• [YOUR TASK]
Your task is to copy the material exactly.

--

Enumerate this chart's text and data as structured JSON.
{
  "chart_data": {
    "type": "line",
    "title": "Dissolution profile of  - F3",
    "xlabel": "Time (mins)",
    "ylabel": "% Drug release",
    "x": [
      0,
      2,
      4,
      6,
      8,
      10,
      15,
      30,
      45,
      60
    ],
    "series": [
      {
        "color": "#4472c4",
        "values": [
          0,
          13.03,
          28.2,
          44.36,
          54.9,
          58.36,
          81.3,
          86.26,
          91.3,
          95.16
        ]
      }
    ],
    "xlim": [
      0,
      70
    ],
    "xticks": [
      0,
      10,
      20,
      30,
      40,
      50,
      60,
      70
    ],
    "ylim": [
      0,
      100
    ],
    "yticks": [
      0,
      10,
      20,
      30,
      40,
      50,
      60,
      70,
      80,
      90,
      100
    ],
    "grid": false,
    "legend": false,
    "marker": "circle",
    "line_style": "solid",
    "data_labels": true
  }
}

--

• [EXERCISE OUTPUT]
Enumerate this chart's text and data as structured JSON.
{
  "chart_data": {
    "type": "line",
    "title": "Dissolution profile of  - F3",
    "xlabel": "Time (mins)",
    "ylabel": "% Drug release",
    "x": [
      0,
      2,
      4,
      6,
      8,
      10,
      15,
      30,
      45,
      60
    ],
    "series": [
      {
        "color": "#4472c4",
        "values": [
          0,
          13.03,
          28.2,
          44.36,
          54.9,
          58.36,
          81.3,
          86.26,
          91.3,
          95.16
        ]
      }
    ],
    "xlim": [
      0,
      70
    ],
    "xticks": [
      0,
      10,
      20,
      30,
      40,
      50,
      60,
      70
    ],
    "ylim": [
      0,
      100
    ],
    "yticks": [
      0,
      10,
      20,
      30,
      40,
      50,
      60,
      70,
      80,
      90,
      100
    ],
    "grid": false,
    "legend": false,
    "marker": "circle",
    "line_style": "solid",
    "data_labels": true
  }
}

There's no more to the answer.